### Task input ###
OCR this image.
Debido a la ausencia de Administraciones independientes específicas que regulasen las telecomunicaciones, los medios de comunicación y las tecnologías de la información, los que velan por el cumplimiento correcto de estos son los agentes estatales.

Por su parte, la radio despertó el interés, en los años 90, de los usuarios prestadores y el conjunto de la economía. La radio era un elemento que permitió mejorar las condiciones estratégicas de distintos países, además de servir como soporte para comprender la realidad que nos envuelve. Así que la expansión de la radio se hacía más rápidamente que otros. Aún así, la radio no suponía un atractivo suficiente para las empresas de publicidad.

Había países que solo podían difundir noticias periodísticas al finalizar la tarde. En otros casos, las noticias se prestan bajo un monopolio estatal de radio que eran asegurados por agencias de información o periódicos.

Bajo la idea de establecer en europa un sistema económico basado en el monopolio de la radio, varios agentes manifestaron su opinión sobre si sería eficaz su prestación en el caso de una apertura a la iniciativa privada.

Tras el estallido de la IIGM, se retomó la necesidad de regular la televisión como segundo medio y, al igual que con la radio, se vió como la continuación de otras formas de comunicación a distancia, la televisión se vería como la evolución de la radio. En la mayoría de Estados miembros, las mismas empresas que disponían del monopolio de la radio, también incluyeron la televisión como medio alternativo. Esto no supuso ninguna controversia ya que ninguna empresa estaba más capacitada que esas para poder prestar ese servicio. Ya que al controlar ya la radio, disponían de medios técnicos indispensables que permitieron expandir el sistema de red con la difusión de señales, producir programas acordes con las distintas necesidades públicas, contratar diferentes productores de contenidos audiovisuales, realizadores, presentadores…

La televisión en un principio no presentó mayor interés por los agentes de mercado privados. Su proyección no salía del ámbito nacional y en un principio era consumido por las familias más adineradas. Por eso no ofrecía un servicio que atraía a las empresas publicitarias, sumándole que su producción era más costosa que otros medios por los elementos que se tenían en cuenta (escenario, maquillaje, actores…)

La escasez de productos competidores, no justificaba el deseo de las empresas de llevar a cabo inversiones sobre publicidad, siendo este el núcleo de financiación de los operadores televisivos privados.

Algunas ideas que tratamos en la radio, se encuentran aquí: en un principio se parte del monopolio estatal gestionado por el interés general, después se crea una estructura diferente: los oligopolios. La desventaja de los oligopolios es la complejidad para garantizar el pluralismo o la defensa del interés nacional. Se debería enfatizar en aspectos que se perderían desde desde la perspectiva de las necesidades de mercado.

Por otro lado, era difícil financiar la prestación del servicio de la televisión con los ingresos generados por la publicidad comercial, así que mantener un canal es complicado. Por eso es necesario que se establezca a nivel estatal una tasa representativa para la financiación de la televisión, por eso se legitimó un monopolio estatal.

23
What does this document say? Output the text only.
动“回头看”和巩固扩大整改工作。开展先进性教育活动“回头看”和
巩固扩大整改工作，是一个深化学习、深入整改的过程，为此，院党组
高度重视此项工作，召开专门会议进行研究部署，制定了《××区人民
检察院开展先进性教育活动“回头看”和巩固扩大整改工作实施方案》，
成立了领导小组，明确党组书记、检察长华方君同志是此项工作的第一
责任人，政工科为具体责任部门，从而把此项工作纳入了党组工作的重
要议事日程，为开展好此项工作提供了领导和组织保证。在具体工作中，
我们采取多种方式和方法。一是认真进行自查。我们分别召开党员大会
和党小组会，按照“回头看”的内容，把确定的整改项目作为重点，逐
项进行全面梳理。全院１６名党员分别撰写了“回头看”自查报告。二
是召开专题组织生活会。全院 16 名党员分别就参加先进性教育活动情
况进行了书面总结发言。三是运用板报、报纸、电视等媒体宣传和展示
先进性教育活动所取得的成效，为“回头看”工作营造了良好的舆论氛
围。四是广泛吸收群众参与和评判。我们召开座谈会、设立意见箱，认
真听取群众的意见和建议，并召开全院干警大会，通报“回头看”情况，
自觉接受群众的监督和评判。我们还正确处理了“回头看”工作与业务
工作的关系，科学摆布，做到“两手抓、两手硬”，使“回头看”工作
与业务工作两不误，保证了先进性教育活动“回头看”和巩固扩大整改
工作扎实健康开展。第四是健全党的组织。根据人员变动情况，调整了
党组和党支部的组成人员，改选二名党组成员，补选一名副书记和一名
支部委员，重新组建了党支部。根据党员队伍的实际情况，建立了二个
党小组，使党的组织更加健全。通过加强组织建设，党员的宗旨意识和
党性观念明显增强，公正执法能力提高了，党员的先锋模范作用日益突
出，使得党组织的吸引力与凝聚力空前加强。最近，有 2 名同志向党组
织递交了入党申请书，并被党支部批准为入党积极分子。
###
# [Directions]
Quote all the records. Keep every word exact.

# [Answer to this task]
OCR this image.
Debido a la ausencia de Administraciones independientes específicas que regulasen las telecomunicaciones, los medios de comunicación y las tecnologías de la información, los que velan por el cumplimiento correcto de estos son los agentes estatales.

Por su parte, la radio despertó el interés, en los años 90, de los usuarios prestadores y el conjunto de la economía. La radio era un elemento que permitió mejorar las condiciones estratégicas de distintos países, además de servir como soporte para comprender la realidad que nos envuelve. Así que la expansión de la radio se hacía más rápidamente que otros. Aún así, la radio no suponía un atractivo suficiente para las empresas de publicidad.

Había países que solo podían difundir noticias periodísticas al finalizar la tarde. En otros casos, las noticias se prestan bajo un monopolio estatal de radio que eran asegurados por agencias de información o periódicos.

Bajo la idea de establecer en europa un sistema económico basado en el monopolio de la radio, varios agentes manifestaron su opinión sobre si sería eficaz su prestación en el caso de una apertura a la iniciativa privada.

Tras el estallido de la IIGM, se retomó la necesidad de regular la televisión como segundo medio y, al igual que con la radio, se vió como la continuación de otras formas de comunicación a distancia, la televisión se vería como la evolución de la radio. En la mayoría de Estados miembros, las mismas empresas que disponían del monopolio de la radio, también incluyeron la televisión como medio alternativo. Esto no supuso ninguna controversia ya que ninguna empresa estaba más capacitada que esas para poder prestar ese servicio. Ya que al controlar ya la radio, disponían de medios técnicos indispensables que permitieron expandir el sistema de red con la difusión de señales, producir programas acordes con las distintas necesidades públicas, contratar diferentes productores de contenidos audiovisuales, realizadores, presentadores…

La televisión en un principio no presentó mayor interés por los agentes de mercado privados. Su proyección no salía del ámbito nacional y en un principio era consumido por las familias más adineradas. Por eso no ofrecía un servicio que atraía a las empresas publicitarias, sumándole que su producción era más costosa que otros medios por los elementos que se tenían en cuenta (escenario, maquillaje, actores…)

La escasez de productos competidores, no justificaba el deseo de las empresas de llevar a cabo inversiones sobre publicidad, siendo este el núcleo de financiación de los operadores televisivos privados.

Algunas ideas que tratamos en la radio, se encuentran aquí: en un principio se parte del monopolio estatal gestionado por el interés general, después se crea una estructura diferente: los oligopolios. La desventaja de los oligopolios es la complejidad para garantizar el pluralismo o la defensa del interés nacional. Se debería enfatizar en aspectos que se perderían desde desde la perspectiva de las necesidades de mercado.

Por otro lado, era difícil financiar la prestación del servicio de la televisión con los ingresos generados por la publicidad comercial, así que mantener un canal es complicado. Por eso es necesario que se establezca a nivel estatal una tasa representativa para la financiación de la televisión, por eso se legitimó un monopolio estatal.

23
What does this document say? Output the text only.
动“回头看”和巩固扩大整改工作。开展先进性教育活动“回头看”和
巩固扩大整改工作，是一个深化学习、深入整改的过程，为此，院党组
高度重视此项工作，召开专门会议进行研究部署，制定了《××区人民
检察院开展先进性教育活动“回头看”和巩固扩大整改工作实施方案》，
成立了领导小组，明确党组书记、检察长华方君同志是此项工作的第一
责任人，政工科为具体责任部门，从而把此项工作纳入了党组工作的重
要议事日程，为开展好此项工作提供了领导和组织保证。在具体工作中，
我们采取多种方式和方法。一是认真进行自查。我们分别召开党员大会
和党小组会，按照“回头看”的内容，把确定的整改项目作为重点，逐
项进行全面梳理。全院１６名党员分别撰写了“回头看”自查报告。二
是召开专题组织生活会。全院 16 名党员分别就参加先进性教育活动情
况进行了书面总结发言。三是运用板报、报纸、电视等媒体宣传和展示
先进性教育活动所取得的成效，为“回头看”工作营造了良好的舆论氛
围。四是广泛吸收群众参与和评判。我们召开座谈会、设立意见箱，认
真听取群众的意见和建议，并召开全院干警大会，通报“回头看”情况，
自觉接受群众的监督和评判。我们还正确处理了“回头看”工作与业务
工作的关系，科学摆布，做到“两手抓、两手硬”，使“回头看”工作
与业务工作两不误，保证了先进性教育活动“回头看”和巩固扩大整改
工作扎实健康开展。第四是健全党的组织。根据人员变动情况，调整了
党组和党支部的组成人员，改选二名党组成员，补选一名副书记和一名
支部委员，重新组建了党支部。根据党员队伍的实际情况，建立了二个
党小组，使党的组织更加健全。通过加强组织建设，党员的宗旨意识和
党性观念明显增强，公正执法能力提高了，党员的先锋模范作用日益突
出，使得党组织的吸引力与凝聚力空前加强。最近，有 2 名同志向党组
织递交了入党申请书，并被党支部批准为入党积极分子。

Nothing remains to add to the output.